** Given task **
Search the material and gather each line with "page" in it.
--- Input material ---
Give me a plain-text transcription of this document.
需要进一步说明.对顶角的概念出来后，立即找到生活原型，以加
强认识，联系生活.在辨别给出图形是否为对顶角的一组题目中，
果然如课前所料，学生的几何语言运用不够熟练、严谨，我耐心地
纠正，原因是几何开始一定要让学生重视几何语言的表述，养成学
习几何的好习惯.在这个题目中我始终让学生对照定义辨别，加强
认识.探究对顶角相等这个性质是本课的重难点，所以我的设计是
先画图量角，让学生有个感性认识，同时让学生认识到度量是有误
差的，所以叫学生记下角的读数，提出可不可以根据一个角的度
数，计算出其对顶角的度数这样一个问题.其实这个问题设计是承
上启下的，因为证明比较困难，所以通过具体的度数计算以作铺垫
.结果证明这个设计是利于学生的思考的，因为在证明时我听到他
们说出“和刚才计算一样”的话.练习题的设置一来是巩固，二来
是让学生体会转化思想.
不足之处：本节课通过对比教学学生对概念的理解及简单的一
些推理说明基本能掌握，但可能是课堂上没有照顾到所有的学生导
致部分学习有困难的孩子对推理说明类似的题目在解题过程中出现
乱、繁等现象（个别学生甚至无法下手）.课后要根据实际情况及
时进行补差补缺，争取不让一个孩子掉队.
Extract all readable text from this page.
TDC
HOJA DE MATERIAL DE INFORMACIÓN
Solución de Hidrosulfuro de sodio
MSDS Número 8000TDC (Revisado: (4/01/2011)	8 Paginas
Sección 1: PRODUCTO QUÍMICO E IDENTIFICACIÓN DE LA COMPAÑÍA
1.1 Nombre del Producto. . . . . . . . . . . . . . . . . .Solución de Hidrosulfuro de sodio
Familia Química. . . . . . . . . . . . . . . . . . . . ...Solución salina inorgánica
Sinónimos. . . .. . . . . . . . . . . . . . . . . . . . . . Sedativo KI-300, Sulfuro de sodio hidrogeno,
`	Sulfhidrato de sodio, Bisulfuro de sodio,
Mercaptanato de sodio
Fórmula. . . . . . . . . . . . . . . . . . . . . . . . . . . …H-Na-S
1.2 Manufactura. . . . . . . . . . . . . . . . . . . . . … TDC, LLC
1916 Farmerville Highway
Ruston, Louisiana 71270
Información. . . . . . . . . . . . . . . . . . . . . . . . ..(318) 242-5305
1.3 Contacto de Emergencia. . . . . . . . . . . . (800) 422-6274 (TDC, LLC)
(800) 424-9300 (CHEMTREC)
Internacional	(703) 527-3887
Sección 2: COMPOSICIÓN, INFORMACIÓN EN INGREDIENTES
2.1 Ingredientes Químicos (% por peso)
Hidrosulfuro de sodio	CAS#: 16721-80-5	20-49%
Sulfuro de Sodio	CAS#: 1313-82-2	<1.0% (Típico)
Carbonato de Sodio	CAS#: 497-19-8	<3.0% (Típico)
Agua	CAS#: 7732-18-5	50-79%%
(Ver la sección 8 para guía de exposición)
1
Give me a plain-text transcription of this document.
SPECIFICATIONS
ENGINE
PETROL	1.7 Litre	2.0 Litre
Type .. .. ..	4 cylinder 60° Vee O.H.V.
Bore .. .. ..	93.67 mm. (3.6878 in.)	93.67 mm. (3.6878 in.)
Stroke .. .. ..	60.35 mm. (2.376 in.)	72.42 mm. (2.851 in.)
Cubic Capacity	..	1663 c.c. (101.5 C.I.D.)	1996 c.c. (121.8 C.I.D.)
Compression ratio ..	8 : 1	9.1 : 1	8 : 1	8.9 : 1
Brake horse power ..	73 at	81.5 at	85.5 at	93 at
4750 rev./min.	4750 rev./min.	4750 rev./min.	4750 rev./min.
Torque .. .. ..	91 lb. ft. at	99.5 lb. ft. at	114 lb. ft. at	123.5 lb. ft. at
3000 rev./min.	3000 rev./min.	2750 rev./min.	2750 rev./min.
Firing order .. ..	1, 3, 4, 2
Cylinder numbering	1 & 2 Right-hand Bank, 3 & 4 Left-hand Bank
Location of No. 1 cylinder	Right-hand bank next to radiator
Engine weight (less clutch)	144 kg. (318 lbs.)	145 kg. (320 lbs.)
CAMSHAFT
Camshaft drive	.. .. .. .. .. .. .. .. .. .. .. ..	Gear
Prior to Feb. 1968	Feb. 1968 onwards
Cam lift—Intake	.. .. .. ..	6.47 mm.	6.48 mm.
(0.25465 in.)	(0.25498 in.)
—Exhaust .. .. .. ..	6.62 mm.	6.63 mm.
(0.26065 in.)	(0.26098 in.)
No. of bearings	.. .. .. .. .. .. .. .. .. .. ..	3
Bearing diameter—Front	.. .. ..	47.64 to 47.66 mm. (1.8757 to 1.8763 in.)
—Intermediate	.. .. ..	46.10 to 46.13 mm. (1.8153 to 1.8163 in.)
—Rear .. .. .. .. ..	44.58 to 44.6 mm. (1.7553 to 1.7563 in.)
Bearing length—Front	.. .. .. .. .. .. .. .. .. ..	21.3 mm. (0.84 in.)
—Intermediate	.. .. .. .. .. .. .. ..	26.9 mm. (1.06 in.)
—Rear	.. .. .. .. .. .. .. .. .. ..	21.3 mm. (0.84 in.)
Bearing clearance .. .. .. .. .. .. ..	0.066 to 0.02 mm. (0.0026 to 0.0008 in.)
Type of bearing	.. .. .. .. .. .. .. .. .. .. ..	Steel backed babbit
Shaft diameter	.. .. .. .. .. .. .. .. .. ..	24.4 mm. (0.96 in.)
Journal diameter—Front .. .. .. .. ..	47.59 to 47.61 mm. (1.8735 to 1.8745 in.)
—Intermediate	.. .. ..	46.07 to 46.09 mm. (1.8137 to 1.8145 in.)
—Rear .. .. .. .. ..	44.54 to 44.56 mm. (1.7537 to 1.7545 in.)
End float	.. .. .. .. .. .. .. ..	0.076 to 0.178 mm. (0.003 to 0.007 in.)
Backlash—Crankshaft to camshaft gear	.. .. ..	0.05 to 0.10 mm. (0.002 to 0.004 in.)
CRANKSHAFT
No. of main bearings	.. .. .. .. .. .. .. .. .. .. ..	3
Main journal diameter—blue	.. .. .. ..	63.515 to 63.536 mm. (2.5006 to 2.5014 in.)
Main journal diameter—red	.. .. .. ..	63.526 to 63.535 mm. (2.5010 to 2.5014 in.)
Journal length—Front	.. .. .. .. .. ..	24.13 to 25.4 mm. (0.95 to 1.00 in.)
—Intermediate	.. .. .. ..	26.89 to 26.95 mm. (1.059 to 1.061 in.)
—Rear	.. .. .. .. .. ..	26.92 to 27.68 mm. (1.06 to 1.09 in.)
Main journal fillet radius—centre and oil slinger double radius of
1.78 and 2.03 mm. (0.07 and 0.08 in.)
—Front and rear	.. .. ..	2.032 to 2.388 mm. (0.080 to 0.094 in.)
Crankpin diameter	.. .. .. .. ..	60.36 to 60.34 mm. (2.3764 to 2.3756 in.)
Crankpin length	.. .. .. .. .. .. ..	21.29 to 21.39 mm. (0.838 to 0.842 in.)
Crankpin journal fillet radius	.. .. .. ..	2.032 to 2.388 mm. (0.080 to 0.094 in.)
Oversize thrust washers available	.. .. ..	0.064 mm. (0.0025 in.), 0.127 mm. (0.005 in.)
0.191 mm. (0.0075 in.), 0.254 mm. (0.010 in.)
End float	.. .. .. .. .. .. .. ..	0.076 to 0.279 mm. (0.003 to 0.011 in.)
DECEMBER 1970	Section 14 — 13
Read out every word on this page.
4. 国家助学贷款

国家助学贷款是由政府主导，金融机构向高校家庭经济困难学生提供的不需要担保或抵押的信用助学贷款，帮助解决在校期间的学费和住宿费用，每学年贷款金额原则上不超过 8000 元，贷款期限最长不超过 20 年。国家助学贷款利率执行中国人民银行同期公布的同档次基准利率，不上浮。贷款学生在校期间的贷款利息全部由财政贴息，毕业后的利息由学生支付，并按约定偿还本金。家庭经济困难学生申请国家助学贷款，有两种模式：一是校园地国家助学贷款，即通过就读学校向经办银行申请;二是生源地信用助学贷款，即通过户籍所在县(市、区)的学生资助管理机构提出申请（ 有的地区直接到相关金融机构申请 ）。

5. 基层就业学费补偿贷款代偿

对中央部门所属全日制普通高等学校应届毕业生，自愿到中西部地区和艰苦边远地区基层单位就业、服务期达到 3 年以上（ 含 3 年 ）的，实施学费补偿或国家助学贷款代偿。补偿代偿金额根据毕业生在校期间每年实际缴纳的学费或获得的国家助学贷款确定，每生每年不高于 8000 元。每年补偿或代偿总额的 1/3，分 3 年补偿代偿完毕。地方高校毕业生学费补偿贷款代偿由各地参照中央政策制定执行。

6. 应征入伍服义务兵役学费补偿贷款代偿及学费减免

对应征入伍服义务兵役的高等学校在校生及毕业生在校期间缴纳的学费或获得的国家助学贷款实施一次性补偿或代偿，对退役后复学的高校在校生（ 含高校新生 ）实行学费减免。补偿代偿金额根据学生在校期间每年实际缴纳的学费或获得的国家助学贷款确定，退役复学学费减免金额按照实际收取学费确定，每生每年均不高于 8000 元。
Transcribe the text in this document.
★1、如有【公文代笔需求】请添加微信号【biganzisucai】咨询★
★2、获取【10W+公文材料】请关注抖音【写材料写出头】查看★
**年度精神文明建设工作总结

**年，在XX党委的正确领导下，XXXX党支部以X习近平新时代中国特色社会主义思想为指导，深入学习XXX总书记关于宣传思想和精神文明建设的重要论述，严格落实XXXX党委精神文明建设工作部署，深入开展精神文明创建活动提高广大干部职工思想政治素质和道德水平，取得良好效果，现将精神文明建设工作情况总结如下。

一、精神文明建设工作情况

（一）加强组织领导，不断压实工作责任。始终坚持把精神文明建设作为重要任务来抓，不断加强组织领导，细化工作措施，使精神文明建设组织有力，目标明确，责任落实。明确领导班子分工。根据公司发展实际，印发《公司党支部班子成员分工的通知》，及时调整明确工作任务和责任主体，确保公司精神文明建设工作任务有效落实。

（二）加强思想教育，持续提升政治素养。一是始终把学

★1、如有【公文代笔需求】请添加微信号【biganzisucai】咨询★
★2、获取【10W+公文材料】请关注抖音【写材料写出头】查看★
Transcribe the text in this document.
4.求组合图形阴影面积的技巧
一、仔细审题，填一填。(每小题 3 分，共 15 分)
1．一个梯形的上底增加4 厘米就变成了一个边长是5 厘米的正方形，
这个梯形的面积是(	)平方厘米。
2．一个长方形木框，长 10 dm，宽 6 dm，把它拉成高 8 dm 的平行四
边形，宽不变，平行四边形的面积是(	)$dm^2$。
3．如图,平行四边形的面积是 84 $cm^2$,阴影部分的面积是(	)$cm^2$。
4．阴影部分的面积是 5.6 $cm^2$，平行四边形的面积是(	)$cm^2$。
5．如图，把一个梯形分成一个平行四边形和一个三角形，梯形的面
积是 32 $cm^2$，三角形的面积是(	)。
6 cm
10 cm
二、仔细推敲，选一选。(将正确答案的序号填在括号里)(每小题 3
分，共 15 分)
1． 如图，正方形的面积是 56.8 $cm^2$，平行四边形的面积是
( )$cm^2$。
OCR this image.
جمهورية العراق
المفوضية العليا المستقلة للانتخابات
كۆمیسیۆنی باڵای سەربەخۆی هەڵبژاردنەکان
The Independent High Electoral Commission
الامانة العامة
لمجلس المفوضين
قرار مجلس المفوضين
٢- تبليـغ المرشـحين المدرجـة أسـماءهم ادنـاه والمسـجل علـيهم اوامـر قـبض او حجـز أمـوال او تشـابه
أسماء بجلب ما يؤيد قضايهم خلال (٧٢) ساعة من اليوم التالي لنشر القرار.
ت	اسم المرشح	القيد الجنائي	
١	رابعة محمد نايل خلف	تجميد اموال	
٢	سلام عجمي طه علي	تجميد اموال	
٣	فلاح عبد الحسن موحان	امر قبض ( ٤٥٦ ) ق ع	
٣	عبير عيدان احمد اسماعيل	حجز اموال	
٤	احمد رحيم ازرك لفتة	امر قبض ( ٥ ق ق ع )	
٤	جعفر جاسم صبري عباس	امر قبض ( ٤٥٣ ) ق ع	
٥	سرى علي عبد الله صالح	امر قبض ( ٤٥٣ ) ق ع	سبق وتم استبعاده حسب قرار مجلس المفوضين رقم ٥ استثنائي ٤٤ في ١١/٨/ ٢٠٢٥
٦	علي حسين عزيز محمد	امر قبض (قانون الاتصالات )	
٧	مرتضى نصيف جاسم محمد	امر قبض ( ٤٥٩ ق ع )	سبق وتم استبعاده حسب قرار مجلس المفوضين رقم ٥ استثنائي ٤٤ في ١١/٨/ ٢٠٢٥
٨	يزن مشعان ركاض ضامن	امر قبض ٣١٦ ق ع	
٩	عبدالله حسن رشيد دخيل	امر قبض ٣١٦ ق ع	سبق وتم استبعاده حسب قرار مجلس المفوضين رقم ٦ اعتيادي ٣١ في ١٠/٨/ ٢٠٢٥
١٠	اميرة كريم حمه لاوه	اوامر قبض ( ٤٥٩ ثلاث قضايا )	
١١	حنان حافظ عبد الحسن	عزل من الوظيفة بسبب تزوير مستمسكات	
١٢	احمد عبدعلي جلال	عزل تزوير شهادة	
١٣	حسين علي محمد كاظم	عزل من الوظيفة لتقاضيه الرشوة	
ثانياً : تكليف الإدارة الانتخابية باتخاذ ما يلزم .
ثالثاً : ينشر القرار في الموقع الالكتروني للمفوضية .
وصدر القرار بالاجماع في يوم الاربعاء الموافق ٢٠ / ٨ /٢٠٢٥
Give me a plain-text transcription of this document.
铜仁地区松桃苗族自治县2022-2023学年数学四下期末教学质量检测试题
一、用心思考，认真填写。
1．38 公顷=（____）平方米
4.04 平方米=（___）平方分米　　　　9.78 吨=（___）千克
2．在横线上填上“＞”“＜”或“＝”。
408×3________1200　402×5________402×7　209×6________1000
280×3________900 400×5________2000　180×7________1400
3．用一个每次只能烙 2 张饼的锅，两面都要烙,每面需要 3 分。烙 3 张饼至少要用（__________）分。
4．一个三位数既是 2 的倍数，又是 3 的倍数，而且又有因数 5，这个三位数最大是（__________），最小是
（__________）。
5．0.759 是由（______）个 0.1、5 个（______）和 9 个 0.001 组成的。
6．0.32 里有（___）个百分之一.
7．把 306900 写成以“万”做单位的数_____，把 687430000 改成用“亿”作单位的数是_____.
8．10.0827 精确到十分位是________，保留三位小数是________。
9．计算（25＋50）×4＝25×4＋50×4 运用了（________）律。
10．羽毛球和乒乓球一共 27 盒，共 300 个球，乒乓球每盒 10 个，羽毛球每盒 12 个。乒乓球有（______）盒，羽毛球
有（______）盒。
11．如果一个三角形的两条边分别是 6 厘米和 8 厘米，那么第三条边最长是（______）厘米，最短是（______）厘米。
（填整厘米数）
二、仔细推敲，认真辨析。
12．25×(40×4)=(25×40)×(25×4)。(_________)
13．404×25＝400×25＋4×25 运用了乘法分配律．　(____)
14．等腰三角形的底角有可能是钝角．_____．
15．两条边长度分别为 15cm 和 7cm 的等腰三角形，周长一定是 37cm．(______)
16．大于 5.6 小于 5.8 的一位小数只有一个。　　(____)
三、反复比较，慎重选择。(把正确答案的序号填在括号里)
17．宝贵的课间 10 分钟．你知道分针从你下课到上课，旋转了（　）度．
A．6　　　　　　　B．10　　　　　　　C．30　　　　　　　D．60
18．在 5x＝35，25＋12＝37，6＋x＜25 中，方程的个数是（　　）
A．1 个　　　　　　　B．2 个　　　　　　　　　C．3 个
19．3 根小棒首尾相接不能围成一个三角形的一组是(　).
---
** Exercise answer **
Extract all readable text from this page.
Read out every word on this page.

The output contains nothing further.